- _YOUR OBJECTIVE_
Below are some records; retype all of them exactly.

- _RECORDS FOR THE EXERCISE_
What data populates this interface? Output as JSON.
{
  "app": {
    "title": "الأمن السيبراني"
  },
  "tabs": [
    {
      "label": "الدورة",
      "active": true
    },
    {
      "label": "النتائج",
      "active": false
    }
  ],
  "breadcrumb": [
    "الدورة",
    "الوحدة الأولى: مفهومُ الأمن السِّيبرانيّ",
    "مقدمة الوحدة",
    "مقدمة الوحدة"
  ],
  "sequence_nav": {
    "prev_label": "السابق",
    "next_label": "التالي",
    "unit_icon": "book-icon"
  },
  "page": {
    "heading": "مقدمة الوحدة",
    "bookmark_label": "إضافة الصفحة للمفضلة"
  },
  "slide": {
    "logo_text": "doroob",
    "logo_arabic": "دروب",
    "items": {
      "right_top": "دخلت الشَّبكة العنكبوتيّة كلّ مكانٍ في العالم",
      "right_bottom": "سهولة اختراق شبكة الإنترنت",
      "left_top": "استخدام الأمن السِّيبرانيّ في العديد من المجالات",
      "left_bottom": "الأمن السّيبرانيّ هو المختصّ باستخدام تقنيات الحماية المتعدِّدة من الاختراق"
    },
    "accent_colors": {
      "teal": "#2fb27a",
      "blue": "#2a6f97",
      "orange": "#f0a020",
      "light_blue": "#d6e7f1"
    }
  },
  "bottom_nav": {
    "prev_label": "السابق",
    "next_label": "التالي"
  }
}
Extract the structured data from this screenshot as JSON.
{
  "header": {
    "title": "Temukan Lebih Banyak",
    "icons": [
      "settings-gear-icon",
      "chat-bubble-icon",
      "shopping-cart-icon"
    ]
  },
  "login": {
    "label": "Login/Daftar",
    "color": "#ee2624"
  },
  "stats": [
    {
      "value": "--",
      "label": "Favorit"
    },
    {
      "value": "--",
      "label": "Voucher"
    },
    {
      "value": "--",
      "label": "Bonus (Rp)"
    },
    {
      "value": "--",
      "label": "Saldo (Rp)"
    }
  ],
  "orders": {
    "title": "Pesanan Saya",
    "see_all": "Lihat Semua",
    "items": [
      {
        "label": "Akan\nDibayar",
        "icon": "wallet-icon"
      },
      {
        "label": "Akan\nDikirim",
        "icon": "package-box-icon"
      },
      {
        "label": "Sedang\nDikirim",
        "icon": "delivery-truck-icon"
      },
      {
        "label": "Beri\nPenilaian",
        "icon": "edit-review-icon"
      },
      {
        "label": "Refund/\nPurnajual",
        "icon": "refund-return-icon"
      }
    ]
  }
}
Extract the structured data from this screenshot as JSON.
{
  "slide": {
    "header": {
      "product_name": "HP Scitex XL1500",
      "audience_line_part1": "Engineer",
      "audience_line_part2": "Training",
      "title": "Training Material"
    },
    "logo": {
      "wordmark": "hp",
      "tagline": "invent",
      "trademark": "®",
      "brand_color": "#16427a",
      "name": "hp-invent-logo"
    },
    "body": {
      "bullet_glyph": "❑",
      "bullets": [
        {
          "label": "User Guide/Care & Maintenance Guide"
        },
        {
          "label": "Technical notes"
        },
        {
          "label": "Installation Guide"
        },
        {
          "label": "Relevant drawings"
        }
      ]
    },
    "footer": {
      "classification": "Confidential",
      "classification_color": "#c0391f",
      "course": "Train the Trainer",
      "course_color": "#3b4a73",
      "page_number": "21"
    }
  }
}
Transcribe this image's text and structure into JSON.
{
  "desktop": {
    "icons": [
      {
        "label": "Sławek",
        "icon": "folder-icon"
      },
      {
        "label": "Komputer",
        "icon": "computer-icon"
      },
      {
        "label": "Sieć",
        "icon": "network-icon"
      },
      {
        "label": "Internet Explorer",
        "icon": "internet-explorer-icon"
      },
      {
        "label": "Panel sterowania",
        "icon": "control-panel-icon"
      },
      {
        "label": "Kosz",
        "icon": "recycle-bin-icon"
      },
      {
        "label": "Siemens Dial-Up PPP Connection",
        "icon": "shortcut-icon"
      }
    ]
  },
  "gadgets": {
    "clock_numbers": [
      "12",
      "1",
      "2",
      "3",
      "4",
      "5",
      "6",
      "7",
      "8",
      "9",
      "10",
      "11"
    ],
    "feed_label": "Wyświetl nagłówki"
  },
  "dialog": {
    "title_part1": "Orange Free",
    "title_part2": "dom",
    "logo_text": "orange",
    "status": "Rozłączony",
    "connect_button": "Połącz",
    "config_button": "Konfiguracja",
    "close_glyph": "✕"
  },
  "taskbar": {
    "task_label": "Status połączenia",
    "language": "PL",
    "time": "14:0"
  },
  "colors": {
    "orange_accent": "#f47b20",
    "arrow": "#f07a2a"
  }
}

- _CORRECT RESULT_
What data populates this interface? Output as JSON.
{
  "app": {
    "title": "الأمن السيبراني"
  },
  "tabs": [
    {
      "label": "الدورة",
      "active": true
    },
    {
      "label": "النتائج",
      "active": false
    }
  ],
  "breadcrumb": [
    "الدورة",
    "الوحدة الأولى: مفهومُ الأمن السِّيبرانيّ",
    "مقدمة الوحدة",
    "مقدمة الوحدة"
  ],
  "sequence_nav": {
    "prev_label": "السابق",
    "next_label": "التالي",
    "unit_icon": "book-icon"
  },
  "page": {
    "heading": "مقدمة الوحدة",
    "bookmark_label": "إضافة الصفحة للمفضلة"
  },
  "slide": {
    "logo_text": "doroob",
    "logo_arabic": "دروب",
    "items": {
      "right_top": "دخلت الشَّبكة العنكبوتيّة كلّ مكانٍ في العالم",
      "right_bottom": "سهولة اختراق شبكة الإنترنت",
      "left_top": "استخدام الأمن السِّيبرانيّ في العديد من المجالات",
      "left_bottom": "الأمن السّيبرانيّ هو المختصّ باستخدام تقنيات الحماية المتعدِّدة من الاختراق"
    },
    "accent_colors": {
      "teal": "#2fb27a",
      "blue": "#2a6f97",
      "orange": "#f0a020",
      "light_blue": "#d6e7f1"
    }
  },
  "bottom_nav": {
    "prev_label": "السابق",
    "next_label": "التالي"
  }
}
Extract the structured data from this screenshot as JSON.
{
  "header": {
    "title": "Temukan Lebih Banyak",
    "icons": [
      "settings-gear-icon",
      "chat-bubble-icon",
      "shopping-cart-icon"
    ]
  },
  "login": {
    "label": "Login/Daftar",
    "color": "#ee2624"
  },
  "stats": [
    {
      "value": "--",
      "label": "Favorit"
    },
    {
      "value": "--",
      "label": "Voucher"
    },
    {
      "value": "--",
      "label": "Bonus (Rp)"
    },
    {
      "value": "--",
      "label": "Saldo (Rp)"
    }
  ],
  "orders": {
    "title": "Pesanan Saya",
    "see_all": "Lihat Semua",
    "items": [
      {
        "label": "Akan\nDibayar",
        "icon": "wallet-icon"
      },
      {
        "label": "Akan\nDikirim",
        "icon": "package-box-icon"
      },
      {
        "label": "Sedang\nDikirim",
        "icon": "delivery-truck-icon"
      },
      {
        "label": "Beri\nPenilaian",
        "icon": "edit-review-icon"
      },
      {
        "label": "Refund/\nPurnajual",
        "icon": "refund-return-icon"
      }
    ]
  }
}
Extract the structured data from this screenshot as JSON.
{
  "slide": {
    "header": {
      "product_name": "HP Scitex XL1500",
      "audience_line_part1": "Engineer",
      "audience_line_part2": "Training",
      "title": "Training Material"
    },
    "logo": {
      "wordmark": "hp",
      "tagline": "invent",
      "trademark": "®",
      "brand_color": "#16427a",
      "name": "hp-invent-logo"
    },
    "body": {
      "bullet_glyph": "❑",
      "bullets": [
        {
          "label": "User Guide/Care & Maintenance Guide"
        },
        {
          "label": "Technical notes"
        },
        {
          "label": "Installation Guide"
        },
        {
          "label": "Relevant drawings"
        }
      ]
    },
    "footer": {
      "classification": "Confidential",
      "classification_color": "#c0391f",
      "course": "Train the Trainer",
      "course_color": "#3b4a73",
      "page_number": "21"
    }
  }
}
Transcribe this image's text and structure into JSON.
{
  "desktop": {
    "icons": [
      {
        "label": "Sławek",
        "icon": "folder-icon"
      },
      {
        "label": "Komputer",
        "icon": "computer-icon"
      },
      {
        "label": "Sieć",
        "icon": "network-icon"
      },
      {
        "label": "Internet Explorer",
        "icon": "internet-explorer-icon"
      },
      {
        "label": "Panel sterowania",
        "icon": "control-panel-icon"
      },
      {
        "label": "Kosz",
        "icon": "recycle-bin-icon"
      },
      {
        "label": "Siemens Dial-Up PPP Connection",
        "icon": "shortcut-icon"
      }
    ]
  },
  "gadgets": {
    "clock_numbers": [
      "12",
      "1",
      "2",
      "3",
      "4",
      "5",
      "6",
      "7",
      "8",
      "9",
      "10",
      "11"
    ],
    "feed_label": "Wyświetl nagłówki"
  },
  "dialog": {
    "title_part1": "Orange Free",
    "title_part2": "dom",
    "logo_text": "orange",
    "status": "Rozłączony",
    "connect_button": "Połącz",
    "config_button": "Konfiguracja",
    "close_glyph": "✕"
  },
  "taskbar": {
    "task_label": "Status połączenia",
    "language": "PL",
    "time": "14:0"
  },
  "colors": {
    "orange_accent": "#f47b20",
    "arrow": "#f07a2a"
  }
}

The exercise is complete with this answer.